** Exercise directions **
Below are the records; locate each line with the word "title" and copy it.

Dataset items

BEGIN

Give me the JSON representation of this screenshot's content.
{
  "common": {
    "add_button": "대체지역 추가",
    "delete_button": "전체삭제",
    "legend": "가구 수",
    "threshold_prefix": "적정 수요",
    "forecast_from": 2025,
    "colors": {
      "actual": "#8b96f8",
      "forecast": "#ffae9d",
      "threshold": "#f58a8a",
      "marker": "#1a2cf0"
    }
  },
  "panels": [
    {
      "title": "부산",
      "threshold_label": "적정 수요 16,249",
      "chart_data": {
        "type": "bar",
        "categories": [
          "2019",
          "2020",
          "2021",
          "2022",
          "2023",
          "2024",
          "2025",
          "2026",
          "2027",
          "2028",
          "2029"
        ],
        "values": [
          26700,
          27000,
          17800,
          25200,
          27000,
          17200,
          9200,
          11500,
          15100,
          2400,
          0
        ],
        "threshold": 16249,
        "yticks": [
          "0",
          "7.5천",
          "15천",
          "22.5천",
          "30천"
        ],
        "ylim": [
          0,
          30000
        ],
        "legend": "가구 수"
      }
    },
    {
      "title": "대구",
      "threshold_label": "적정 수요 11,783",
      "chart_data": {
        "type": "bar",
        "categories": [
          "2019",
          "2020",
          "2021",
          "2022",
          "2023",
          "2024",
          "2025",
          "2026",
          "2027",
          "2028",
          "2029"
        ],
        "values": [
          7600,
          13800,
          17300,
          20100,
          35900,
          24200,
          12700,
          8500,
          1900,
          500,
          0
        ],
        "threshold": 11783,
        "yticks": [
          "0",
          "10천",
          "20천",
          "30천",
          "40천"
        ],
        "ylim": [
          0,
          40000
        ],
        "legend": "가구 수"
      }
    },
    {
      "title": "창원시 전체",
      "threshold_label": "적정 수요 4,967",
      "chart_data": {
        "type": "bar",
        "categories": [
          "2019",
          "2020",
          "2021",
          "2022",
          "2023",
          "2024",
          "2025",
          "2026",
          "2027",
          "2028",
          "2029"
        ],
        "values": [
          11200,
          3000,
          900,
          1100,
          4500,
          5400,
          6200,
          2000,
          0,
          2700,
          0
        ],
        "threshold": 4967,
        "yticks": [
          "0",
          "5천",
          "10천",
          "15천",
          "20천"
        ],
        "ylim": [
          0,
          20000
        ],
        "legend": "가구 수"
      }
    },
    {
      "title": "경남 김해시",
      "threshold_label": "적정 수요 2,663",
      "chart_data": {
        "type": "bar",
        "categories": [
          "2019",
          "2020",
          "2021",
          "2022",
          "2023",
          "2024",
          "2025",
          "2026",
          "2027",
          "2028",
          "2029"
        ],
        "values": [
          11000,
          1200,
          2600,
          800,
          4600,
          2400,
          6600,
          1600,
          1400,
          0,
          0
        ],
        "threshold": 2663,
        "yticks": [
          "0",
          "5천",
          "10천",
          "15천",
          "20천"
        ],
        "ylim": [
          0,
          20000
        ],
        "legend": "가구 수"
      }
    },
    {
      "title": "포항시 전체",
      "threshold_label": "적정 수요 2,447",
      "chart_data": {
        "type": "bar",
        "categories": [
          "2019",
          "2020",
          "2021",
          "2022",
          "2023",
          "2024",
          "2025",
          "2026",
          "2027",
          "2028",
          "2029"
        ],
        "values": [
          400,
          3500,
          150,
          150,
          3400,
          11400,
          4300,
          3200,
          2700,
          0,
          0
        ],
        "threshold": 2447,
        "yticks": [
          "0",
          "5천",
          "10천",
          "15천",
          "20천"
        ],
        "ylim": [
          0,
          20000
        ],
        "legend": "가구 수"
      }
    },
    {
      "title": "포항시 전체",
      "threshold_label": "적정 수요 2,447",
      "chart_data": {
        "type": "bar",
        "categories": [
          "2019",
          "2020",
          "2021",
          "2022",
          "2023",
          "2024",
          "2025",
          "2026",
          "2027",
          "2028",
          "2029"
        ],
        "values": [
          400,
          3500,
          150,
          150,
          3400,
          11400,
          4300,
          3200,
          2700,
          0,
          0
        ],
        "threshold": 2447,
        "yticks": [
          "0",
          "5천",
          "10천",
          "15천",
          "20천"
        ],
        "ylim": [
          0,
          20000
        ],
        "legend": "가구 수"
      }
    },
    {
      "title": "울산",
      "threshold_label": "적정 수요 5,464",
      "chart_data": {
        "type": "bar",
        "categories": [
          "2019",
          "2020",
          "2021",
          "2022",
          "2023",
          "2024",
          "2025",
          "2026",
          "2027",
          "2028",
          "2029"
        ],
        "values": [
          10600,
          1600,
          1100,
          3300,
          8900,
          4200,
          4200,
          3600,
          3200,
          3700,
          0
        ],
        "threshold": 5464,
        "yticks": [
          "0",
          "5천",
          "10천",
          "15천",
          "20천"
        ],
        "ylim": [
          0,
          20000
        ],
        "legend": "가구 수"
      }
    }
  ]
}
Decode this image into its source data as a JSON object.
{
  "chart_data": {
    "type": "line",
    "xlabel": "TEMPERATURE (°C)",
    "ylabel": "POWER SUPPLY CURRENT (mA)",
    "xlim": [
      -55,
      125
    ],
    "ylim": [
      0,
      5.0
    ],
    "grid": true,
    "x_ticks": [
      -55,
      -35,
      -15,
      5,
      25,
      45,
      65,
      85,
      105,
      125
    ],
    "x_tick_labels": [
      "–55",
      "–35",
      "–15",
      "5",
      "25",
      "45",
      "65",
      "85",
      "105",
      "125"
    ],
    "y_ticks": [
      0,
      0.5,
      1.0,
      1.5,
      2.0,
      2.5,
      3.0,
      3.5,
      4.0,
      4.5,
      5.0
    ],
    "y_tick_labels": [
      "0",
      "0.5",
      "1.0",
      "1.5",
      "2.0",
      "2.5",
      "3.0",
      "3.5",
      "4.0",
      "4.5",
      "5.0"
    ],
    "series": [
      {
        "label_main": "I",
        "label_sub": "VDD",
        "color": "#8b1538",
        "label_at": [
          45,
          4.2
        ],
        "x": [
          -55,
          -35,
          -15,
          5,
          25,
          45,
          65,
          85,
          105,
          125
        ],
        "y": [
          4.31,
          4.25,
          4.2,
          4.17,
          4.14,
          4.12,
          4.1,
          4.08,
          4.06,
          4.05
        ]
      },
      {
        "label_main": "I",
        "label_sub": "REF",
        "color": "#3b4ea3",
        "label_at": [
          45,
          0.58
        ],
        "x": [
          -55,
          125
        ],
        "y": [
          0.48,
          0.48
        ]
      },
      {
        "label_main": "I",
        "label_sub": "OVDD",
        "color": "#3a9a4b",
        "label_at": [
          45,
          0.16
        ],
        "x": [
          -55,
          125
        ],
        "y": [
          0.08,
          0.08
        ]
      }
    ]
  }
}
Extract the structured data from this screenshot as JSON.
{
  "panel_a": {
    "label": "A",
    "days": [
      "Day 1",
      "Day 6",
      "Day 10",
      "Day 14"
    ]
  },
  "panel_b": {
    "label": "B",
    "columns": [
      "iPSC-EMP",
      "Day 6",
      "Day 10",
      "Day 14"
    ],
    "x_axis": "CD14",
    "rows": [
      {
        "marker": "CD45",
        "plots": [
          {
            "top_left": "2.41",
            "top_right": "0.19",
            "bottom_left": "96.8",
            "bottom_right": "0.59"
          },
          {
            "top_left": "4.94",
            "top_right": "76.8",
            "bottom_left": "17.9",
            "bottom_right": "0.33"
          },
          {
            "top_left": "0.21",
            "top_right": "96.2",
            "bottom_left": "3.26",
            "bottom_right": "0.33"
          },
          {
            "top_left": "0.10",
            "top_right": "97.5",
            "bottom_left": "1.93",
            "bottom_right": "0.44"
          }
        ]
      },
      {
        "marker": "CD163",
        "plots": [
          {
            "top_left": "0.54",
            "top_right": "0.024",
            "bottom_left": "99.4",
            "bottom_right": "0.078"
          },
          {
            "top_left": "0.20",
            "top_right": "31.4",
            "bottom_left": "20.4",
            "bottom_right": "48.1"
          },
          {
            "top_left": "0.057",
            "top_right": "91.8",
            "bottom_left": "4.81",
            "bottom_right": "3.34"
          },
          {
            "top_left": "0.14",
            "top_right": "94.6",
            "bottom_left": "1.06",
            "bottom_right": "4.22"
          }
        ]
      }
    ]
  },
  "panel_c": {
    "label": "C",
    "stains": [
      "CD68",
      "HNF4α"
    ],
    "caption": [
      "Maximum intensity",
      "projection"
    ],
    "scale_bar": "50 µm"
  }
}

END

** Exercise solution **
      "title": "부산",
      "title": "대구",
      "title": "창원시 전체",
      "title": "경남 김해시",
      "title": "포항시 전체",
      "title": "포항시 전체",
      "title": "울산",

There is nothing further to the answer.